§ Request: Convert every line of the records below into a JSON list of strings, one string per line, omitting any blank lines.

§ Data lines:
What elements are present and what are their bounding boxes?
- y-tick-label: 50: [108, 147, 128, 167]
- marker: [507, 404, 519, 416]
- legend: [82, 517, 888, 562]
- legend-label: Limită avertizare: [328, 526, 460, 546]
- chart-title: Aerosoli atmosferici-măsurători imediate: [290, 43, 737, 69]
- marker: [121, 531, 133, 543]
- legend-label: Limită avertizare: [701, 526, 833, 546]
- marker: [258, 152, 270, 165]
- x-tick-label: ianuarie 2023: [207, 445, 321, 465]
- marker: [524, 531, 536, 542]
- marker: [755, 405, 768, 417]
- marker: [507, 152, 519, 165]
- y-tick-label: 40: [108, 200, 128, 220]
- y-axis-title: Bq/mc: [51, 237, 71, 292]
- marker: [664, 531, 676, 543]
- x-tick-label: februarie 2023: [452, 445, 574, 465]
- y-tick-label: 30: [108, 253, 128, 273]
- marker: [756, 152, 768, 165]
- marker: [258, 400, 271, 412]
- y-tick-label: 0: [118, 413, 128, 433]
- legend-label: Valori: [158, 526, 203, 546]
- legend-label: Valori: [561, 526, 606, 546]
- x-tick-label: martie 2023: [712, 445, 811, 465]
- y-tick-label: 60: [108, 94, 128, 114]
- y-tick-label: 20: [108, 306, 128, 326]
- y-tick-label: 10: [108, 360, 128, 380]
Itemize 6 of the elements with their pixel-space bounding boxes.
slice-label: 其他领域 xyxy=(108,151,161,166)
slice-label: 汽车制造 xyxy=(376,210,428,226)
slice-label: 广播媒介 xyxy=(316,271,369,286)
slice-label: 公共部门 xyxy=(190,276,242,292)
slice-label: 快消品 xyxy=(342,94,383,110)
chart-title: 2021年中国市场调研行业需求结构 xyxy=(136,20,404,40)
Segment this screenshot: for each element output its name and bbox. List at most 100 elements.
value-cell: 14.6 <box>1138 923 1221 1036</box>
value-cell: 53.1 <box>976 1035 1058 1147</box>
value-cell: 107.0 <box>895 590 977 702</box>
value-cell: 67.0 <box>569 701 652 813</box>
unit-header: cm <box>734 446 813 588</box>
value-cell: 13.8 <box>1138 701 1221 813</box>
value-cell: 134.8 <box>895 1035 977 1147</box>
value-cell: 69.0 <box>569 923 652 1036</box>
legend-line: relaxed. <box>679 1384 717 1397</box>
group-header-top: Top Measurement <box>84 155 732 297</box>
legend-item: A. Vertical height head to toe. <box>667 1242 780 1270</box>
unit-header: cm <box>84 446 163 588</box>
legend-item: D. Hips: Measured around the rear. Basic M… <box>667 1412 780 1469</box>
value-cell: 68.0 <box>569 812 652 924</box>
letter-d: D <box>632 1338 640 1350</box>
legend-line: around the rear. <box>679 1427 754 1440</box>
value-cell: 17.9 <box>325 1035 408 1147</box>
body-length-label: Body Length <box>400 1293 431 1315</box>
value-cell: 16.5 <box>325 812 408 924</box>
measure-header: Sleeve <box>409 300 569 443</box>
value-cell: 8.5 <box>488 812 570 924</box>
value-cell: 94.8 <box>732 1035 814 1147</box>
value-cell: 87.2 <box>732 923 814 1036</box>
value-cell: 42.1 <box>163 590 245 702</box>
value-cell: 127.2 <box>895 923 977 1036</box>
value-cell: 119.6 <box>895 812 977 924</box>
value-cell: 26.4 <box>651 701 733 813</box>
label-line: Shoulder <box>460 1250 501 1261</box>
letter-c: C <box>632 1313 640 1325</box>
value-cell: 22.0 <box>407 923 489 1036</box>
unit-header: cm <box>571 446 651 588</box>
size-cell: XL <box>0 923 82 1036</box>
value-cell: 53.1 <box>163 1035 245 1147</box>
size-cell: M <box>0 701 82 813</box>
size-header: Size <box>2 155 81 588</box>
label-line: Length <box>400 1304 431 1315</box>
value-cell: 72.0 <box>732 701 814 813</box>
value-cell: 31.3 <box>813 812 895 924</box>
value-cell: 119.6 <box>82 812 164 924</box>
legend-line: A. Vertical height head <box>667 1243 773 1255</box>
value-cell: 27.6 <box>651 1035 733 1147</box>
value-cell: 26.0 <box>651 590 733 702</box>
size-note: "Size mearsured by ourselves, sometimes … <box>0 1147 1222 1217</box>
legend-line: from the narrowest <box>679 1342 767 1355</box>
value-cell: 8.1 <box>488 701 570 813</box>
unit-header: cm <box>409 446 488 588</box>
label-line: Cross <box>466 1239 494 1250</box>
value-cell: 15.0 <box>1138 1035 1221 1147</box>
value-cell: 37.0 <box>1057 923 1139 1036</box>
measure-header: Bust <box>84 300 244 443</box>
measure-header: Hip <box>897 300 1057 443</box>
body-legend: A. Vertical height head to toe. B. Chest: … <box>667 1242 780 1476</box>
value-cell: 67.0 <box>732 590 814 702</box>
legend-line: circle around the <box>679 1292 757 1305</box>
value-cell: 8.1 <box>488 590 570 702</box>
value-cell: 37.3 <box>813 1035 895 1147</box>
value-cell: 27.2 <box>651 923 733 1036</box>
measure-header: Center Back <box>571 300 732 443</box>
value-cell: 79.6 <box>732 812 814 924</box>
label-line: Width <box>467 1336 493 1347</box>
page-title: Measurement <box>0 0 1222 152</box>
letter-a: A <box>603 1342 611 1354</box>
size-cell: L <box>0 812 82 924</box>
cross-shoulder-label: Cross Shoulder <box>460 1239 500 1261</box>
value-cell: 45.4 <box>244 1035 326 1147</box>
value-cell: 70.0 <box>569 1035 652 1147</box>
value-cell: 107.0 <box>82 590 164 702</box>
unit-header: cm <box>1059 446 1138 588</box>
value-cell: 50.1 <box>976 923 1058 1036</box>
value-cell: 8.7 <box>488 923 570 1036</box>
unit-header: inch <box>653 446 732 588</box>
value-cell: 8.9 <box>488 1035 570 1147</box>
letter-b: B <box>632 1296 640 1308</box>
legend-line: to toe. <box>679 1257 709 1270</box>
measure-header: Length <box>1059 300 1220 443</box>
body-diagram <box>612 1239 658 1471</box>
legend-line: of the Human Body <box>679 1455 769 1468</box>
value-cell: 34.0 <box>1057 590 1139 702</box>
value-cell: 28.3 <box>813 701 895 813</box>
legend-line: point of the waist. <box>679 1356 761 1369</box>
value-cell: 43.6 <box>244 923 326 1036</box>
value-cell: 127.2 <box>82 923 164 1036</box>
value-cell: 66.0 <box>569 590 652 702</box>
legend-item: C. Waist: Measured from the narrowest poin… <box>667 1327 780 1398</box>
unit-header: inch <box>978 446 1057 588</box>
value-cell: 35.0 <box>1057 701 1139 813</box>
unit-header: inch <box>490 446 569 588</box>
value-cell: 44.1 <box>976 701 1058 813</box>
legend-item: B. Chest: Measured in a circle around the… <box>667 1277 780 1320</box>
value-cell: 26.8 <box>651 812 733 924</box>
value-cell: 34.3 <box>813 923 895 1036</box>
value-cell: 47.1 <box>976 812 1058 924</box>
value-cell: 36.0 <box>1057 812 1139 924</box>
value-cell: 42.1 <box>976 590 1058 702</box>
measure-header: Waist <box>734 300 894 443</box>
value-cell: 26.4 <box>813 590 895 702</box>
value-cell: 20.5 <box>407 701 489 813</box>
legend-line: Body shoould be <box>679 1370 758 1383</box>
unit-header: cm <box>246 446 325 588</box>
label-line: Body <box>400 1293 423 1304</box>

§ Full response:
[
  "What elements are present and what are their bounding boxes?",
  "- y-tick-label: 50: [108, 147, 128, 167]",
  "- marker: [507, 404, 519, 416]",
  "- legend: [82, 517, 888, 562]",
  "- legend-label: Limită avertizare: [328, 526, 460, 546]",
  "- chart-title: Aerosoli atmosferici-măsurători imediate: [290, 43, 737, 69]",
  "- marker: [121, 531, 133, 543]",
  "- legend-label: Limită avertizare: [701, 526, 833, 546]",
  "- marker: [258, 152, 270, 165]",
  "- x-tick-label: ianuarie 2023: [207, 445, 321, 465]",
  "- marker: [524, 531, 536, 542]",
  "- marker: [755, 405, 768, 417]",
  "- marker: [507, 152, 519, 165]",
  "- y-tick-label: 40: [108, 200, 128, 220]",
  "- y-axis-title: Bq/mc: [51, 237, 71, 292]",
  "- marker: [664, 531, 676, 543]",
  "- x-tick-label: februarie 2023: [452, 445, 574, 465]",
  "- y-tick-label: 30: [108, 253, 128, 273]",
  "- marker: [756, 152, 768, 165]",
  "- marker: [258, 400, 271, 412]",
  "- y-tick-label: 0: [118, 413, 128, 433]",
  "- legend-label: Valori: [158, 526, 203, 546]",
  "- legend-label: Valori: [561, 526, 606, 546]",
  "- x-tick-label: martie 2023: [712, 445, 811, 465]",
  "- y-tick-label: 60: [108, 94, 128, 114]",
  "- y-tick-label: 20: [108, 306, 128, 326]",
  "- y-tick-label: 10: [108, 360, 128, 380]",
  "Itemize 6 of the elements with their pixel-space bounding boxes.",
  "slice-label: 其他领域 xyxy=(108,151,161,166)",
  "slice-label: 汽车制造 xyxy=(376,210,428,226)",
  "slice-label: 广播媒介 xyxy=(316,271,369,286)",
  "slice-label: 公共部门 xyxy=(190,276,242,292)",
  "slice-label: 快消品 xyxy=(342,94,383,110)",
  "chart-title: 2021年中国市场调研行业需求结构 xyxy=(136,20,404,40)",
  "Segment this screenshot: for each element output its name and bbox. List at most 100 elements.",
  "value-cell: 14.6 <box>1138 923 1221 1036</box>",
  "value-cell: 53.1 <box>976 1035 1058 1147</box>",
  "value-cell: 107.0 <box>895 590 977 702</box>",
  "value-cell: 67.0 <box>569 701 652 813</box>",
  "unit-header: cm <box>734 446 813 588</box>",
  "value-cell: 13.8 <box>1138 701 1221 813</box>",
  "value-cell: 134.8 <box>895 1035 977 1147</box>",
  "value-cell: 69.0 <box>569 923 652 1036</box>",
  "legend-line: relaxed. <box>679 1384 717 1397</box>",
  "group-header-top: Top Measurement <box>84 155 732 297</box>",
  "legend-item: A. Vertical height head to toe. <box>667 1242 780 1270</box>",
  "unit-header: cm <box>84 446 163 588</box>",
  "legend-item: D. Hips: Measured around the rear. Basic M… <box>667 1412 780 1469</box>",
  "value-cell: 68.0 <box>569 812 652 924</box>",
  "letter-d: D <box>632 1338 640 1350</box>",
  "legend-line: around the rear. <box>679 1427 754 1440</box>",
  "value-cell: 17.9 <box>325 1035 408 1147</box>",
  "body-length-label: Body Length <box>400 1293 431 1315</box>",
  "value-cell: 16.5 <box>325 812 408 924</box>",
  "measure-header: Sleeve <box>409 300 569 443</box>",
  "value-cell: 8.5 <box>488 812 570 924</box>",
  "value-cell: 94.8 <box>732 1035 814 1147</box>",
  "value-cell: 87.2 <box>732 923 814 1036</box>",
  "value-cell: 42.1 <box>163 590 245 702</box>",
  "value-cell: 127.2 <box>895 923 977 1036</box>",
  "value-cell: 119.6 <box>895 812 977 924</box>",
  "value-cell: 26.4 <box>651 701 733 813</box>",
  "label-line: Shoulder <box>460 1250 501 1261</box>",
  "letter-c: C <box>632 1313 640 1325</box>",
  "value-cell: 22.0 <box>407 923 489 1036</box>",
  "unit-header: cm <box>571 446 651 588</box>",
  "size-cell: XL <box>0 923 82 1036</box>",
  "value-cell: 53.1 <box>163 1035 245 1147</box>",
  "size-cell: M <box>0 701 82 813</box>",
  "size-header: Size <box>2 155 81 588</box>",
  "label-line: Length <box>400 1304 431 1315</box>",
  "value-cell: 72.0 <box>732 701 814 813</box>",
  "value-cell: 31.3 <box>813 812 895 924</box>",
  "value-cell: 119.6 <box>82 812 164 924</box>",
  "legend-line: A. Vertical height head <box>667 1243 773 1255</box>",
  "value-cell: 27.6 <box>651 1035 733 1147</box>",
  "value-cell: 26.0 <box>651 590 733 702</box>",
  "size-note: \"Size mearsured by ourselves, sometimes … <box>0 1147 1222 1217</box>",
  "legend-line: from the narrowest <box>679 1342 767 1355</box>",
  "value-cell: 8.1 <box>488 701 570 813</box>",
  "unit-header: cm <box>409 446 488 588</box>",
  "label-line: Cross <box>466 1239 494 1250</box>",
  "value-cell: 15.0 <box>1138 1035 1221 1147</box>",
  "value-cell: 37.0 <box>1057 923 1139 1036</box>",
  "measure-header: Bust <box>84 300 244 443</box>",
  "measure-header: Hip <box>897 300 1057 443</box>",
  "body-legend: A. Vertical height head to toe. B. Chest: … <box>667 1242 780 1476</box>",
  "value-cell: 67.0 <box>732 590 814 702</box>",
  "legend-line: circle around the <box>679 1292 757 1305</box>",
  "value-cell: 8.1 <box>488 590 570 702</box>",
  "value-cell: 37.3 <box>813 1035 895 1147</box>",
  "value-cell: 27.2 <box>651 923 733 1036</box>",
  "measure-header: Center Back <box>571 300 732 443</box>",
  "value-cell: 79.6 <box>732 812 814 924</box>",
  "label-line: Width <box>467 1336 493 1347</box>",
  "page-title: Measurement <box>0 0 1222 152</box>",
  "letter-a: A <box>603 1342 611 1354</box>",
  "size-cell: L <box>0 812 82 924</box>",
  "cross-shoulder-label: Cross Shoulder <box>460 1239 500 1261</box>",
  "value-cell: 45.4 <box>244 1035 326 1147</box>",
  "value-cell: 70.0 <box>569 1035 652 1147</box>",
  "value-cell: 107.0 <box>82 590 164 702</box>",
  "unit-header: cm <box>1059 446 1138 588</box>",
  "value-cell: 50.1 <box>976 923 1058 1036</box>",
  "value-cell: 8.7 <box>488 923 570 1036</box>",
  "unit-header: inch <box>653 446 732 588</box>",
  "value-cell: 8.9 <box>488 1035 570 1147</box>",
  "letter-b: B <box>632 1296 640 1308</box>",
  "legend-line: to toe. <box>679 1257 709 1270</box>",
  "measure-header: Length <box>1059 300 1220 443</box>",
  "body-diagram <box>612 1239 658 1471</box>",
  "legend-line: of the Human Body <box>679 1455 769 1468</box>",
  "value-cell: 34.0 <box>1057 590 1139 702</box>",
  "value-cell: 28.3 <box>813 701 895 813</box>",
  "legend-line: point of the waist. <box>679 1356 761 1369</box>",
  "value-cell: 43.6 <box>244 923 326 1036</box>",
  "value-cell: 127.2 <box>82 923 164 1036</box>",
  "value-cell: 66.0 <box>569 590 652 702</box>",
  "legend-item: C. Waist: Measured from the narrowest poin… <box>667 1327 780 1398</box>",
  "unit-header: inch <box>978 446 1057 588</box>",
  "value-cell: 35.0 <box>1057 701 1139 813</box>",
  "unit-header: inch <box>490 446 569 588</box>",
  "value-cell: 44.1 <box>976 701 1058 813</box>",
  "legend-item: B. Chest: Measured in a circle around the… <box>667 1277 780 1320</box>",
  "value-cell: 26.8 <box>651 812 733 924</box>",
  "value-cell: 34.3 <box>813 923 895 1036</box>",
  "value-cell: 47.1 <box>976 812 1058 924</box>",
  "value-cell: 36.0 <box>1057 812 1139 924</box>",
  "value-cell: 42.1 <box>976 590 1058 702</box>",
  "measure-header: Waist <box>734 300 894 443</box>",
  "value-cell: 26.4 <box>813 590 895 702</box>",
  "value-cell: 20.5 <box>407 701 489 813</box>",
  "legend-line: Body shoould be <box>679 1370 758 1383</box>",
  "unit-header: cm <box>246 446 325 588</box>",
  "label-line: Body <box>400 1293 423 1304</box>"
]